__WHAT YOU NEED TO DO__.
Each line that holds the word "сердце" counts once; report how many lines do so and nothing else.

Collected data
::::::::
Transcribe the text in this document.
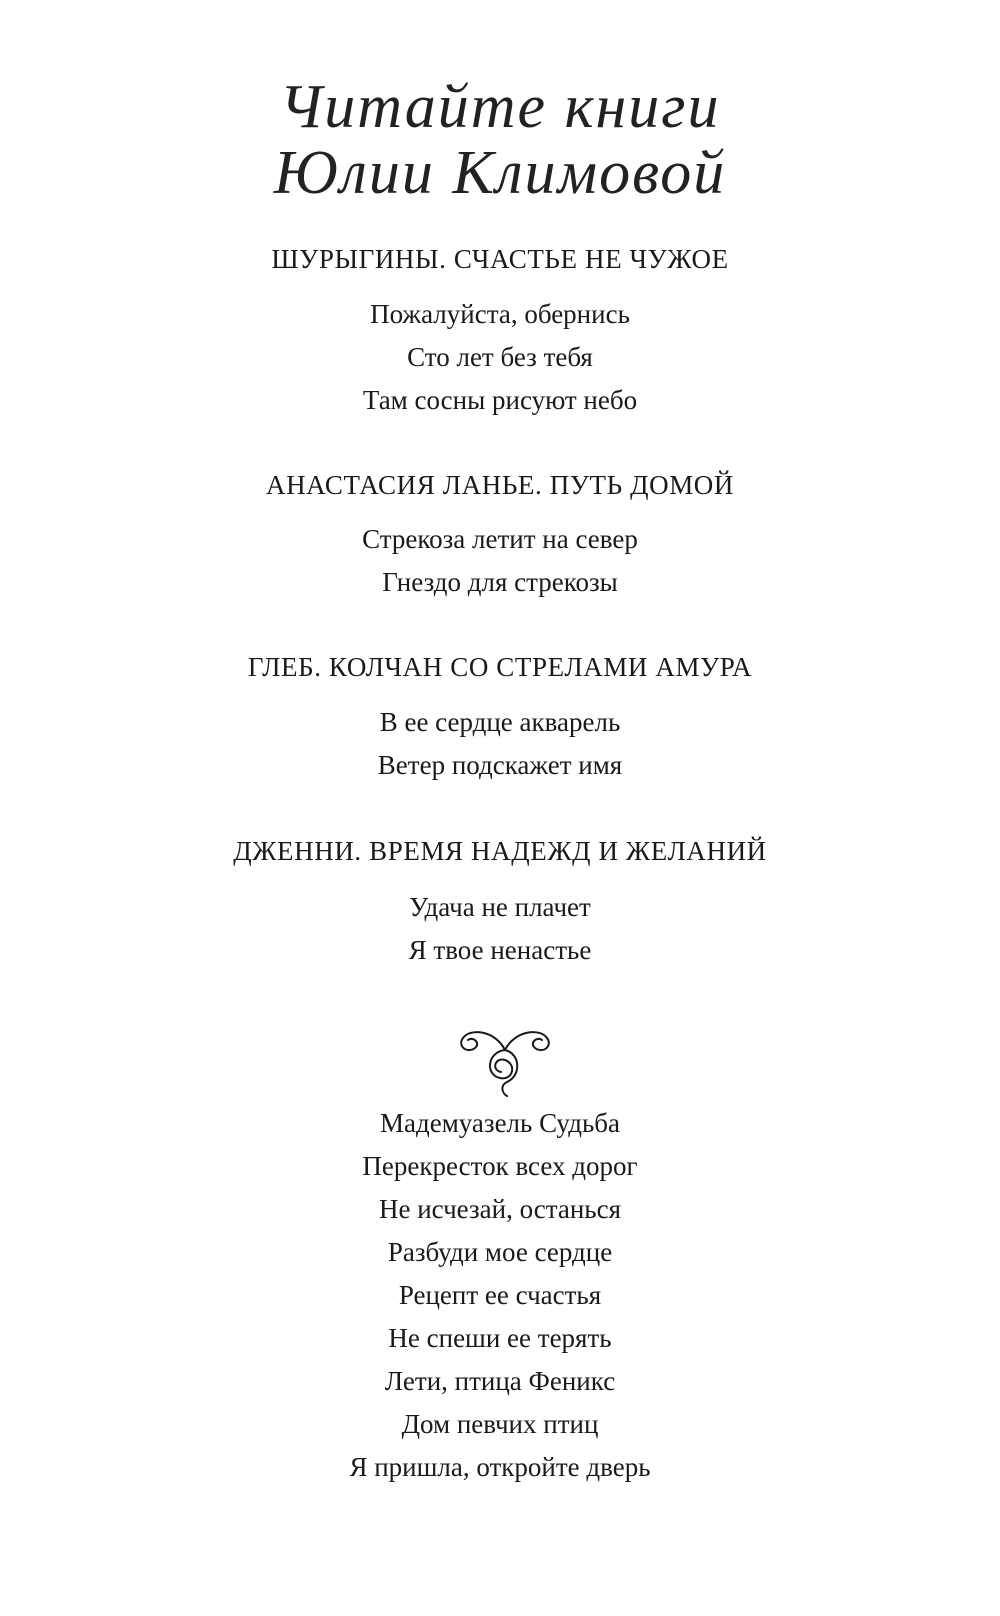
Читайте книги
Юлии Климовой
ШУРЫГИНЫ. СЧАСТЬЕ НЕ ЧУЖОЕ
Пожалуйста, обернись
Сто лет без тебя
Там сосны рисуют небо
АНАСТАСИЯ ЛАНЬЕ. ПУТЬ ДОМОЙ
Стрекоза летит на север
Гнездо для стрекозы
ГЛЕБ. КОЛЧАН СО СТРЕЛАМИ АМУРА
В ее сердце акварель
Ветер подскажет имя
ДЖЕННИ. ВРЕМЯ НАДЕЖД И ЖЕЛАНИЙ
Удача не плачет
Я твое ненастье
Мадемуазель Судьба
Перекресток всех дорог
Не исчезай, останься
Разбуди мое сердце
Рецепт ее счастья
Не спеши ее терять
Лети, птица Феникс
Дом певчих птиц
Я пришла, откройте дверь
::::::::
__WRITTEN ANSWER__.
2